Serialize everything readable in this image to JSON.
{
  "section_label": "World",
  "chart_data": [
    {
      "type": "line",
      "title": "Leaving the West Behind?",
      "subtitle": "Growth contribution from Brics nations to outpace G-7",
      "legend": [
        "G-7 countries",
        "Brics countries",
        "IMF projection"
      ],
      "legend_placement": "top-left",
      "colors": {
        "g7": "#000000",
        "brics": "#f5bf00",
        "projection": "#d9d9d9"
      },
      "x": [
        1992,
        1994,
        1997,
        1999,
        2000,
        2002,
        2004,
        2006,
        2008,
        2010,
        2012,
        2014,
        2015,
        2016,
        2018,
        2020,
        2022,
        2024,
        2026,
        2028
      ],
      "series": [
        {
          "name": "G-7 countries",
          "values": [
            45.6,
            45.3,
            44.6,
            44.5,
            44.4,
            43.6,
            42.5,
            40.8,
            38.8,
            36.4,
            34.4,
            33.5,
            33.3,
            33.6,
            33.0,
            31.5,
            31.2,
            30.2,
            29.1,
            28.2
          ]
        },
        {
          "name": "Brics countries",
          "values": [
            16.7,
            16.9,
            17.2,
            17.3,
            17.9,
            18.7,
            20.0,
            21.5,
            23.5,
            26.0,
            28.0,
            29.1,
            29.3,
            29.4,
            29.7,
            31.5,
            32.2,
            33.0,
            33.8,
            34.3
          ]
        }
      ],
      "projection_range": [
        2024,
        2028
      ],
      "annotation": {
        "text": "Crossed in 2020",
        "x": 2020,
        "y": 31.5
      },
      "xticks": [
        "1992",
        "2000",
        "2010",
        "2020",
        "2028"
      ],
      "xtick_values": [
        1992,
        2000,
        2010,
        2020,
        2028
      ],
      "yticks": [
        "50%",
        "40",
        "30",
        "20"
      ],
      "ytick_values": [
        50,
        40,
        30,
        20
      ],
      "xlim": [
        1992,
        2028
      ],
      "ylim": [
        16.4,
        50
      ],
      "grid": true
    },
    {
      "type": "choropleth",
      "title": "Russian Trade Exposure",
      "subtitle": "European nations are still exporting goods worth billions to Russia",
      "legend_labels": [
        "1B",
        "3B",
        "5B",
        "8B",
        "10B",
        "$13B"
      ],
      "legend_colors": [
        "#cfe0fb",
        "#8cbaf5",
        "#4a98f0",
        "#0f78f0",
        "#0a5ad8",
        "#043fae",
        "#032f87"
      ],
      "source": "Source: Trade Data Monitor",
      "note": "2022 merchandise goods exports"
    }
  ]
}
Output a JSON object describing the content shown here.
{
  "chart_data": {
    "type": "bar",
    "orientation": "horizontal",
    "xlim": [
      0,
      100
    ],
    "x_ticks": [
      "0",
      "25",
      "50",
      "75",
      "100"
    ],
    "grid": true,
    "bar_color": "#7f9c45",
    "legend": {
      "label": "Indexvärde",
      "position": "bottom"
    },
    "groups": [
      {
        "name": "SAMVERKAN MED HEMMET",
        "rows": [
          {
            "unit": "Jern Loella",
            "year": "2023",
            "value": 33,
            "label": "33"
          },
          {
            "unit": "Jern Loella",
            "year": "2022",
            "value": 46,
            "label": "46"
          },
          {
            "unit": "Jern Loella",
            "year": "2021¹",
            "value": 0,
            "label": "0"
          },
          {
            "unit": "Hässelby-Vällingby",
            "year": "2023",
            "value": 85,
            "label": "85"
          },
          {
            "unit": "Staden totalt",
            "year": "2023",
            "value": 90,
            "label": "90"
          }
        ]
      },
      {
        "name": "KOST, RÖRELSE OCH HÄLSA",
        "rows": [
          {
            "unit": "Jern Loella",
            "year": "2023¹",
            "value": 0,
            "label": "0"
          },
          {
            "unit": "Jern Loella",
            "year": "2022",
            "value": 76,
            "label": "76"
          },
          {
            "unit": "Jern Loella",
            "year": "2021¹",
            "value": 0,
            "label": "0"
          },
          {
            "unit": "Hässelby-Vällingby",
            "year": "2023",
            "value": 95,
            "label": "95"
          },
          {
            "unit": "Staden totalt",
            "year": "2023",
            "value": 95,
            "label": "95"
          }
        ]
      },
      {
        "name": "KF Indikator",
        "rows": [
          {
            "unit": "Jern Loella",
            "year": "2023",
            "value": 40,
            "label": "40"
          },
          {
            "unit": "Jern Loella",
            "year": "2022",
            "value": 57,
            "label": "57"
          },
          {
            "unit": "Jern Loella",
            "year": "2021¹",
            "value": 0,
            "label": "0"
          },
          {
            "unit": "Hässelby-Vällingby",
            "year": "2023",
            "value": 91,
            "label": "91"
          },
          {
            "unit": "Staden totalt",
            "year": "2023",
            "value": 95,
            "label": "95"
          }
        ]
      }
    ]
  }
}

WORK TO BE COMPLETED —
Take the entries and copy them out exactly.

RESULT FOR THIS TASK —
Serialize everything readable in this image to JSON.
{
  "section_label": "World",
  "chart_data": [
    {
      "type": "line",
      "title": "Leaving the West Behind?",
      "subtitle": "Growth contribution from Brics nations to outpace G-7",
      "legend": [
        "G-7 countries",
        "Brics countries",
        "IMF projection"
      ],
      "legend_placement": "top-left",
      "colors": {
        "g7": "#000000",
        "brics": "#f5bf00",
        "projection": "#d9d9d9"
      },
      "x": [
        1992,
        1994,
        1997,
        1999,
        2000,
        2002,
        2004,
        2006,
        2008,
        2010,
        2012,
        2014,
        2015,
        2016,
        2018,
        2020,
        2022,
        2024,
        2026,
        2028
      ],
      "series": [
        {
          "name": "G-7 countries",
          "values": [
            45.6,
            45.3,
            44.6,
            44.5,
            44.4,
            43.6,
            42.5,
            40.8,
            38.8,
            36.4,
            34.4,
            33.5,
            33.3,
            33.6,
            33.0,
            31.5,
            31.2,
            30.2,
            29.1,
            28.2
          ]
        },
        {
          "name": "Brics countries",
          "values": [
            16.7,
            16.9,
            17.2,
            17.3,
            17.9,
            18.7,
            20.0,
            21.5,
            23.5,
            26.0,
            28.0,
            29.1,
            29.3,
            29.4,
            29.7,
            31.5,
            32.2,
            33.0,
            33.8,
            34.3
          ]
        }
      ],
      "projection_range": [
        2024,
        2028
      ],
      "annotation": {
        "text": "Crossed in 2020",
        "x": 2020,
        "y": 31.5
      },
      "xticks": [
        "1992",
        "2000",
        "2010",
        "2020",
        "2028"
      ],
      "xtick_values": [
        1992,
        2000,
        2010,
        2020,
        2028
      ],
      "yticks": [
        "50%",
        "40",
        "30",
        "20"
      ],
      "ytick_values": [
        50,
        40,
        30,
        20
      ],
      "xlim": [
        1992,
        2028
      ],
      "ylim": [
        16.4,
        50
      ],
      "grid": true
    },
    {
      "type": "choropleth",
      "title": "Russian Trade Exposure",
      "subtitle": "European nations are still exporting goods worth billions to Russia",
      "legend_labels": [
        "1B",
        "3B",
        "5B",
        "8B",
        "10B",
        "$13B"
      ],
      "legend_colors": [
        "#cfe0fb",
        "#8cbaf5",
        "#4a98f0",
        "#0f78f0",
        "#0a5ad8",
        "#043fae",
        "#032f87"
      ],
      "source": "Source: Trade Data Monitor",
      "note": "2022 merchandise goods exports"
    }
  ]
}
Output a JSON object describing the content shown here.
{
  "chart_data": {
    "type": "bar",
    "orientation": "horizontal",
    "xlim": [
      0,
      100
    ],
    "x_ticks": [
      "0",
      "25",
      "50",
      "75",
      "100"
    ],
    "grid": true,
    "bar_color": "#7f9c45",
    "legend": {
      "label": "Indexvärde",
      "position": "bottom"
    },
    "groups": [
      {
        "name": "SAMVERKAN MED HEMMET",
        "rows": [
          {
            "unit": "Jern Loella",
            "year": "2023",
            "value": 33,
            "label": "33"
          },
          {
            "unit": "Jern Loella",
            "year": "2022",
            "value": 46,
            "label": "46"
          },
          {
            "unit": "Jern Loella",
            "year": "2021¹",
            "value": 0,
            "label": "0"
          },
          {
            "unit": "Hässelby-Vällingby",
            "year": "2023",
            "value": 85,
            "label": "85"
          },
          {
            "unit": "Staden totalt",
            "year": "2023",
            "value": 90,
            "label": "90"
          }
        ]
      },
      {
        "name": "KOST, RÖRELSE OCH HÄLSA",
        "rows": [
          {
            "unit": "Jern Loella",
            "year": "2023¹",
            "value": 0,
            "label": "0"
          },
          {
            "unit": "Jern Loella",
            "year": "2022",
            "value": 76,
            "label": "76"
          },
          {
            "unit": "Jern Loella",
            "year": "2021¹",
            "value": 0,
            "label": "0"
          },
          {
            "unit": "Hässelby-Vällingby",
            "year": "2023",
            "value": 95,
            "label": "95"
          },
          {
            "unit": "Staden totalt",
            "year": "2023",
            "value": 95,
            "label": "95"
          }
        ]
      },
      {
        "name": "KF Indikator",
        "rows": [
          {
            "unit": "Jern Loella",
            "year": "2023",
            "value": 40,
            "label": "40"
          },
          {
            "unit": "Jern Loella",
            "year": "2022",
            "value": 57,
            "label": "57"
          },
          {
            "unit": "Jern Loella",
            "year": "2021¹",
            "value": 0,
            "label": "0"
          },
          {
            "unit": "Hässelby-Vällingby",
            "year": "2023",
            "value": 91,
            "label": "91"
          },
          {
            "unit": "Staden totalt",
            "year": "2023",
            "value": 95,
            "label": "95"
          }
        ]
      }
    ]
  }
}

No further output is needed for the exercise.